>> begin Input

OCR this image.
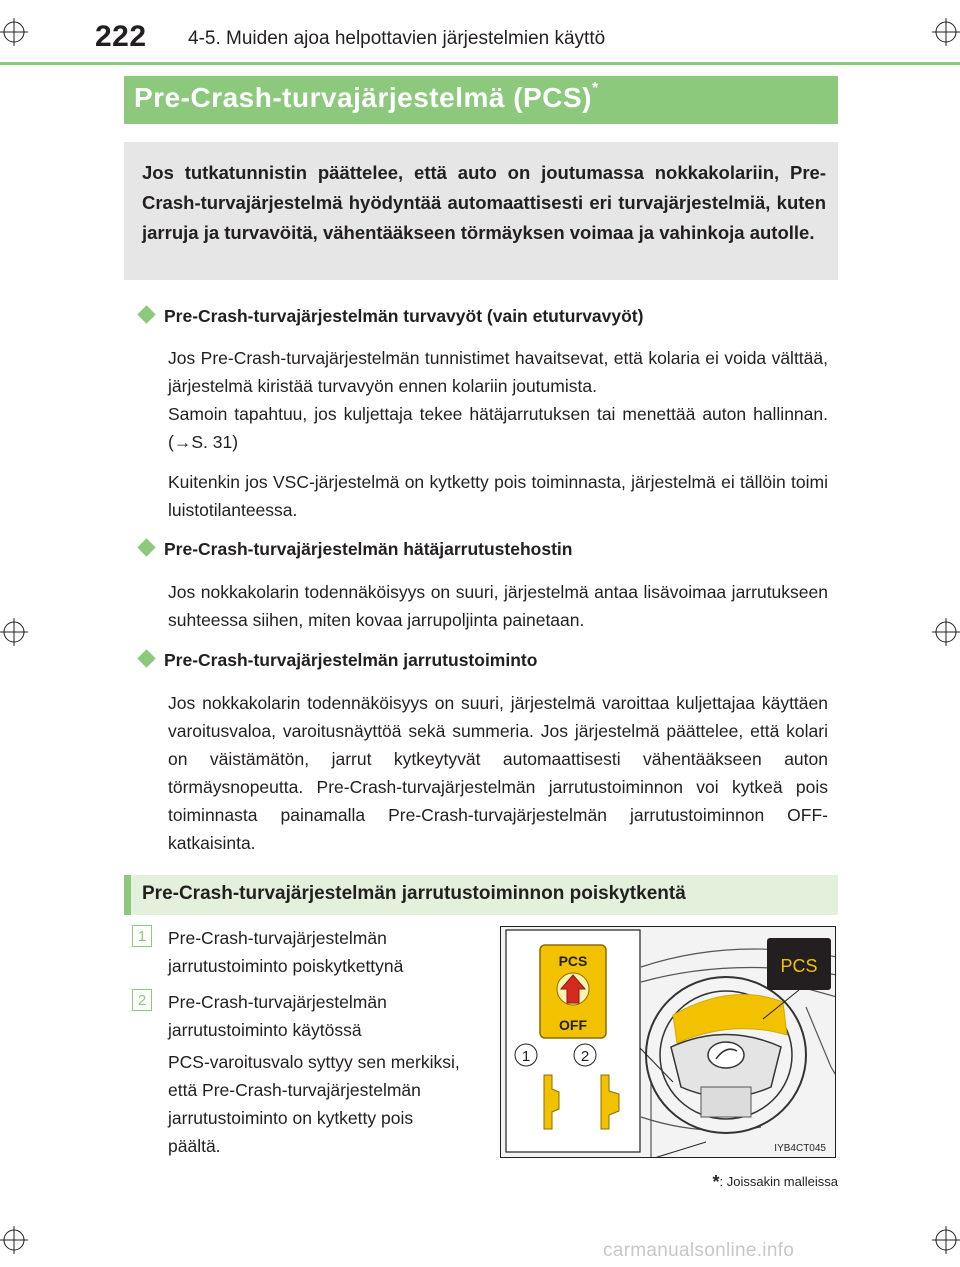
222 4-5. Muiden ajoa helpottavien järjestelmien käyttö
Pre-Crash-turvajärjestelmä (PCS)*
Jos tutkatunnistin päättelee, että auto on joutumassa nokkakolariin, Pre-Crash-turvajärjestelmä hyödyntää automaattisesti eri turvajärjestelmiä, kuten jarruja ja turvavöitä, vähentääkseen törmäyksen voimaa ja vahinkoja autolle.
Pre-Crash-turvajärjestelmän turvavyöt (vain etuturvavyöt)
Jos Pre-Crash-turvajärjestelmän tunnistimet havaitsevat, että kolaria ei voida välttää, järjestelmä kiristää turvavyön ennen kolariin joutumista.
Samoin tapahtuu, jos kuljettaja tekee hätäjarrutuksen tai menettää auton hallinnan. (→S. 31)
Kuitenkin jos VSC-järjestelmä on kytketty pois toiminnasta, järjestelmä ei tällöin toimi luistotilanteessa.
Pre-Crash-turvajärjestelmän hätäjarrutustehostin
Jos nokkakolarin todennäköisyys on suuri, järjestelmä antaa lisävoimaa jarrutukseen suhteessa siihen, miten kovaa jarrupoljinta painetaan.
Pre-Crash-turvajärjestelmän jarrutustoiminto
Jos nokkakolarin todennäköisyys on suuri, järjestelmä varoittaa kuljettajaa käyttäen varoitusvaloa, varoitusnäyttöä sekä summeria. Jos järjestelmä päättelee, että kolari on väistämätön, jarrut kytkeytyvät automaattisesti vähentääkseen auton törmäysnopeutta. Pre-Crash-turvajärjestelmän jarrutustoiminnon voi kytkeä pois toiminnasta painamalla Pre-Crash-turvajärjestelmän jarrutustoiminnon OFF-katkaisinta.
Pre-Crash-turvajärjestelmän jarrutustoiminnon poiskytkentä
1	Pre-Crash-turvajärjestelmän jarrutustoiminto poiskytkettynä
2	Pre-Crash-turvajärjestelmän jarrutustoiminto käytössä
PCS-varoitusvalo syttyy sen merkiksi, että Pre-Crash-turvajärjestelmän jarrutustoiminto on kytketty pois päältä.
PCS
PCS
OFF
1	2
IYB4CT045
*: Joissakin malleissa
carmanualsonline.info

>> end Input

▸ What to produce: Among the entries above, how many lines hold the word "auton"? Reply with only that number.

▸ Written answer: 2